■ **Job**
"icon" appears in how many lines of the entries? State only the number.

■ **Data extract**
_ _ _ _ _

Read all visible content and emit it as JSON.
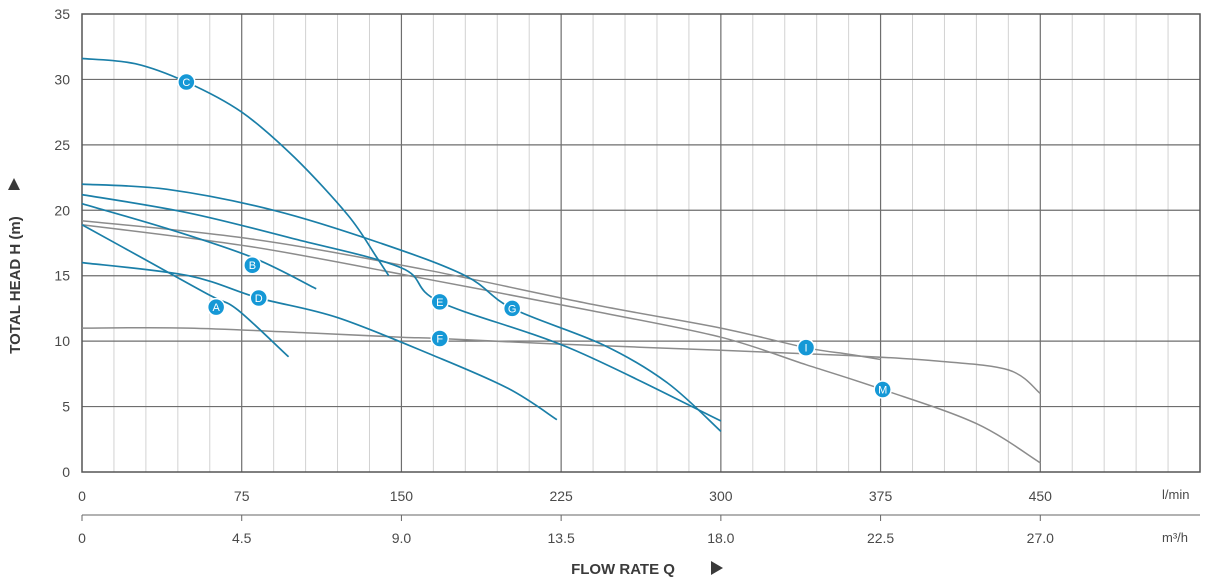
{
  "chart_data": {
    "type": "line",
    "xlabel": "FLOW RATE Q",
    "ylabel": "TOTAL HEAD H (m)",
    "x_unit_primary": "l/min",
    "x_unit_secondary": "m³/h",
    "xlim": [
      0,
      525
    ],
    "ylim": [
      0,
      35
    ],
    "x_ticks_primary": [
      "0",
      "75",
      "150",
      "225",
      "300",
      "375",
      "450"
    ],
    "x_ticks_secondary": [
      "0",
      "4.5",
      "9.0",
      "13.5",
      "18.0",
      "22.5",
      "27.0"
    ],
    "y_ticks": [
      "0",
      "5",
      "10",
      "15",
      "20",
      "25",
      "30",
      "35"
    ],
    "grid": true,
    "colors": {
      "blue": "#1a7fa8",
      "gray": "#8c8c8c",
      "marker": "#1598d6"
    },
    "series": [
      {
        "name": "A",
        "color": "blue",
        "points": [
          [
            0,
            18.9
          ],
          [
            30,
            16.2
          ],
          [
            60,
            13.5
          ],
          [
            73,
            12.4
          ],
          [
            97,
            8.8
          ]
        ],
        "marker": [
          63,
          12.6
        ]
      },
      {
        "name": "B",
        "color": "blue",
        "points": [
          [
            0,
            20.5
          ],
          [
            40,
            18.6
          ],
          [
            80,
            16.4
          ],
          [
            110,
            14.0
          ]
        ],
        "marker": [
          80,
          15.8
        ]
      },
      {
        "name": "C",
        "color": "blue",
        "points": [
          [
            0,
            31.6
          ],
          [
            25,
            31.2
          ],
          [
            49,
            29.8
          ],
          [
            75,
            27.5
          ],
          [
            100,
            24.0
          ],
          [
            125,
            19.6
          ],
          [
            138,
            16.5
          ],
          [
            144,
            15.0
          ]
        ],
        "marker": [
          49,
          29.8
        ]
      },
      {
        "name": "D",
        "color": "blue",
        "points": [
          [
            0,
            16.0
          ],
          [
            50,
            15.0
          ],
          [
            83,
            13.3
          ],
          [
            120,
            11.8
          ],
          [
            165,
            8.9
          ],
          [
            200,
            6.4
          ],
          [
            223,
            4.0
          ]
        ],
        "marker": [
          83,
          13.3
        ]
      },
      {
        "name": "E",
        "color": "blue",
        "points": [
          [
            0,
            21.2
          ],
          [
            50,
            19.8
          ],
          [
            100,
            17.8
          ],
          [
            150,
            15.6
          ],
          [
            168,
            13.0
          ],
          [
            230,
            9.4
          ],
          [
            300,
            3.9
          ]
        ],
        "marker": [
          168,
          13.0
        ]
      },
      {
        "name": "F",
        "color": "gray",
        "points": [
          [
            0,
            11.0
          ],
          [
            50,
            11.0
          ],
          [
            110,
            10.6
          ],
          [
            150,
            10.3
          ],
          [
            168,
            10.2
          ],
          [
            220,
            9.8
          ],
          [
            300,
            9.3
          ],
          [
            360,
            8.9
          ],
          [
            400,
            8.5
          ],
          [
            435,
            7.8
          ],
          [
            450,
            6.0
          ]
        ],
        "marker": [
          168,
          10.2
        ]
      },
      {
        "name": "G",
        "color": "blue",
        "points": [
          [
            0,
            22.0
          ],
          [
            40,
            21.6
          ],
          [
            90,
            20.0
          ],
          [
            140,
            17.5
          ],
          [
            180,
            15.0
          ],
          [
            202,
            12.5
          ],
          [
            245,
            9.7
          ],
          [
            275,
            6.8
          ],
          [
            300,
            3.1
          ]
        ],
        "marker": [
          202,
          12.5
        ]
      },
      {
        "name": "I",
        "color": "gray",
        "points": [
          [
            0,
            19.2
          ],
          [
            80,
            17.8
          ],
          [
            160,
            15.5
          ],
          [
            240,
            12.8
          ],
          [
            300,
            11.0
          ],
          [
            340,
            9.5
          ],
          [
            360,
            9.0
          ],
          [
            375,
            8.6
          ]
        ],
        "marker": [
          340,
          9.5
        ]
      },
      {
        "name": "M",
        "color": "gray",
        "points": [
          [
            0,
            18.9
          ],
          [
            80,
            17.2
          ],
          [
            160,
            14.8
          ],
          [
            240,
            12.3
          ],
          [
            300,
            10.3
          ],
          [
            340,
            8.2
          ],
          [
            376,
            6.3
          ],
          [
            420,
            3.7
          ],
          [
            450,
            0.7
          ]
        ],
        "marker": [
          376,
          6.3
        ]
      }
    ]
  }
}
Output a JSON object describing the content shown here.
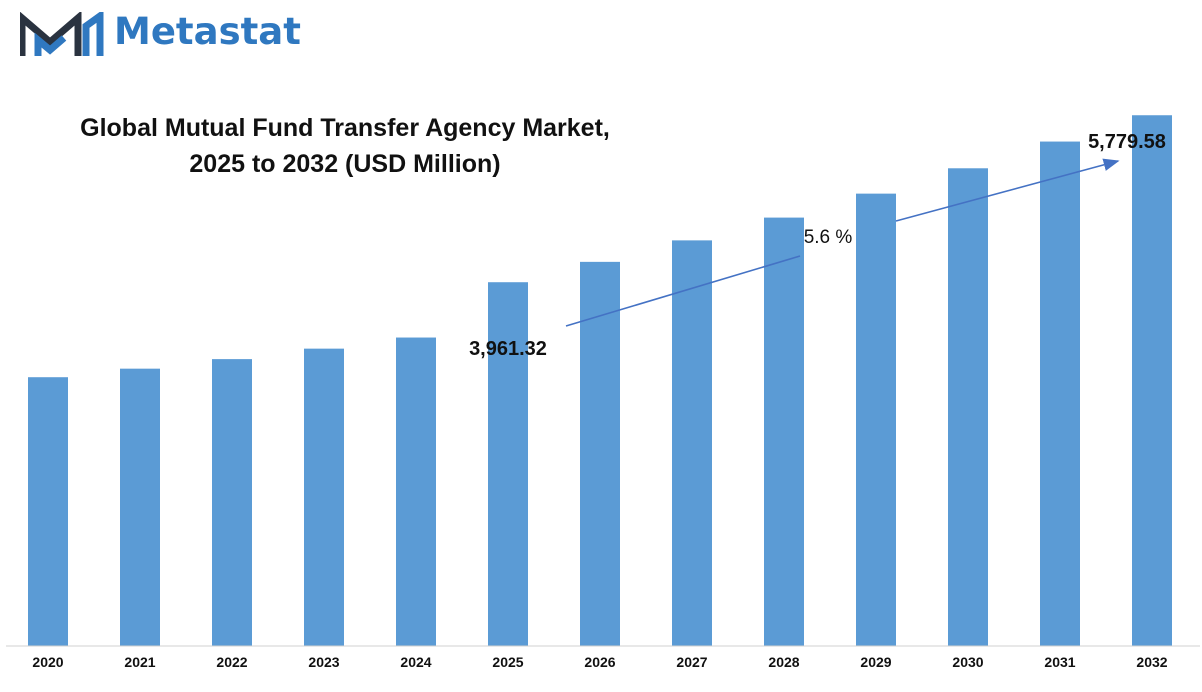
{
  "brand": {
    "name": "Metastat",
    "colors": {
      "mark_blue": "#2f78c0",
      "mark_dark": "#2a3340"
    },
    "icon": "metastat-logo-icon"
  },
  "chart_data": {
    "type": "bar",
    "title_line1": "Global Mutual Fund Transfer Agency Market,",
    "title_line2": "2025 to 2032 (USD Million)",
    "xlabel": "",
    "ylabel": "",
    "categories": [
      "2020",
      "2021",
      "2022",
      "2023",
      "2024",
      "2025",
      "2026",
      "2027",
      "2028",
      "2029",
      "2030",
      "2031",
      "2032"
    ],
    "values": [
      2927,
      3020,
      3124,
      3238,
      3359,
      3961.32,
      4183,
      4417,
      4665,
      4926,
      5202,
      5493,
      5779.58
    ],
    "ylim": [
      0,
      6000
    ],
    "bar_color": "#5b9bd5",
    "grid": false,
    "annotations": {
      "start_label": "3,961.32",
      "end_label": "5,779.58",
      "cagr_label": "5.6 %"
    }
  }
}
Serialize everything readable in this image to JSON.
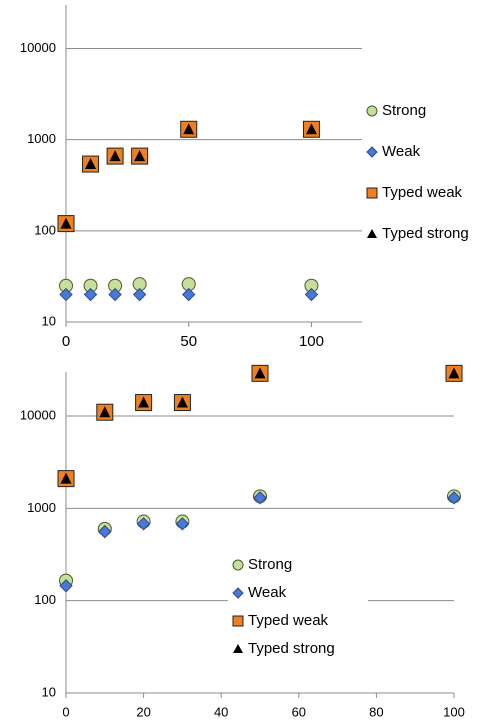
{
  "chart_data": [
    {
      "type": "scatter",
      "x": [
        0,
        10,
        20,
        30,
        50,
        100
      ],
      "xlim": [
        0,
        110
      ],
      "xticks": [
        0,
        50,
        100
      ],
      "ylim": [
        10,
        30000
      ],
      "yticks": [
        10,
        100,
        1000,
        10000
      ],
      "log_y": true,
      "grid": true,
      "legend": "right",
      "series": [
        {
          "name": "Strong",
          "color": "#c6e09a",
          "marker": "circle",
          "values": [
            25,
            25,
            25,
            26,
            26,
            25
          ]
        },
        {
          "name": "Weak",
          "color": "#4a78d6",
          "marker": "diamond",
          "values": [
            20,
            20,
            20,
            20,
            20,
            20
          ]
        },
        {
          "name": "Typed weak",
          "color": "#f07f1f",
          "marker": "square",
          "values": [
            120,
            540,
            660,
            660,
            1300,
            1300
          ]
        },
        {
          "name": "Typed strong",
          "color": "#000000",
          "marker": "triangle",
          "values": [
            120,
            540,
            660,
            660,
            1300,
            1300
          ]
        }
      ]
    },
    {
      "type": "scatter",
      "x": [
        0,
        10,
        20,
        30,
        50,
        100
      ],
      "xlim": [
        0,
        100
      ],
      "xticks": [
        0,
        20,
        40,
        60,
        80,
        100
      ],
      "ylim": [
        10,
        30000
      ],
      "yticks": [
        10,
        100,
        1000,
        10000
      ],
      "log_y": true,
      "grid": true,
      "legend": "center",
      "series": [
        {
          "name": "Strong",
          "color": "#c6e09a",
          "marker": "circle",
          "values": [
            165,
            600,
            720,
            720,
            1350,
            1350
          ]
        },
        {
          "name": "Weak",
          "color": "#4a78d6",
          "marker": "diamond",
          "values": [
            145,
            560,
            680,
            680,
            1300,
            1300
          ]
        },
        {
          "name": "Typed weak",
          "color": "#f07f1f",
          "marker": "square",
          "values": [
            2100,
            11000,
            14000,
            14000,
            29000,
            29000
          ]
        },
        {
          "name": "Typed strong",
          "color": "#000000",
          "marker": "triangle",
          "values": [
            2100,
            11000,
            14000,
            14000,
            29000,
            29000
          ]
        }
      ]
    }
  ]
}
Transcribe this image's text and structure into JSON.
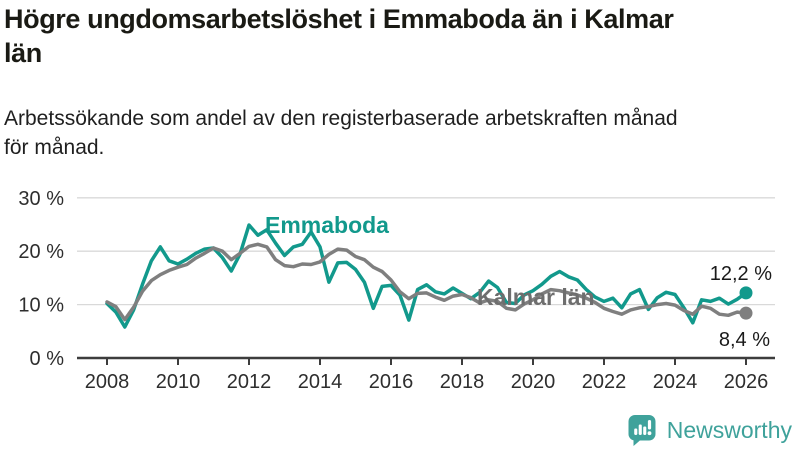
{
  "header": {
    "title": "Högre ungdomsarbetslöshet i Emmaboda än i Kalmar\nlän",
    "subtitle": "Arbetssökande som andel av den registerbaserade arbetskraften månad\nför månad."
  },
  "chart_data": {
    "type": "line",
    "x_start": 2008,
    "x_step": 0.25,
    "xlim": [
      2008,
      2026
    ],
    "ylim": [
      0,
      30
    ],
    "grid": "horizontal",
    "x_ticks": [
      "2008",
      "2010",
      "2012",
      "2014",
      "2016",
      "2018",
      "2020",
      "2022",
      "2024",
      "2026"
    ],
    "y_ticks": [
      {
        "value": 0,
        "label": "0 %"
      },
      {
        "value": 10,
        "label": "10 %"
      },
      {
        "value": 20,
        "label": "20 %"
      },
      {
        "value": 30,
        "label": "30 %"
      }
    ],
    "axis_color": "#3d3d3d",
    "gridline_color": "#d9d9d9",
    "series": [
      {
        "name": "Emmaboda",
        "color": "#12998c",
        "label_color": "#12998c",
        "end_label": "12,2 %",
        "end_value": 12.2,
        "values": [
          10.2,
          8.6,
          5.8,
          9.0,
          13.8,
          18.2,
          20.8,
          18.2,
          17.6,
          18.5,
          19.6,
          20.4,
          20.6,
          18.8,
          16.3,
          19.5,
          24.9,
          23.0,
          24.0,
          21.5,
          19.2,
          20.8,
          21.3,
          23.6,
          20.8,
          14.2,
          17.8,
          17.9,
          16.6,
          14.2,
          9.3,
          13.4,
          13.6,
          11.8,
          7.1,
          12.8,
          13.7,
          12.4,
          12.0,
          13.1,
          12.1,
          11.1,
          12.3,
          14.4,
          13.2,
          10.4,
          10.2,
          11.8,
          12.6,
          13.8,
          15.3,
          16.2,
          15.2,
          14.6,
          12.8,
          11.4,
          10.6,
          11.2,
          9.4,
          12.0,
          12.8,
          9.1,
          11.3,
          12.3,
          11.9,
          9.4,
          6.6,
          10.9,
          10.6,
          11.2,
          10.1,
          11.0,
          12.2
        ]
      },
      {
        "name": "Kalmar län",
        "color": "#7f7f7f",
        "label_color": "#6e6e6e",
        "end_label": "8,4 %",
        "end_value": 8.4,
        "values": [
          10.5,
          9.6,
          7.2,
          9.5,
          12.5,
          14.5,
          15.6,
          16.4,
          17.0,
          17.5,
          18.7,
          19.6,
          20.6,
          20.0,
          18.4,
          19.6,
          20.9,
          21.3,
          20.8,
          18.4,
          17.3,
          17.1,
          17.6,
          17.5,
          18.0,
          19.4,
          20.4,
          20.2,
          19.0,
          18.4,
          17.0,
          16.2,
          14.6,
          12.4,
          11.1,
          12.1,
          12.2,
          11.4,
          10.8,
          11.6,
          11.9,
          11.3,
          10.3,
          10.9,
          10.6,
          9.3,
          9.0,
          10.1,
          10.9,
          12.0,
          12.8,
          12.6,
          12.2,
          11.8,
          11.2,
          10.4,
          9.3,
          8.7,
          8.2,
          9.0,
          9.4,
          9.6,
          10.0,
          10.2,
          9.9,
          8.9,
          8.2,
          9.7,
          9.3,
          8.2,
          8.0,
          8.6,
          8.4
        ]
      }
    ]
  },
  "footer": {
    "brand": "Newsworthy",
    "brand_color": "#3fa29b",
    "logo_icon": "bar-chart-speech-bubble-icon"
  }
}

_ _ _ _ _

■ **Completed exercise**
2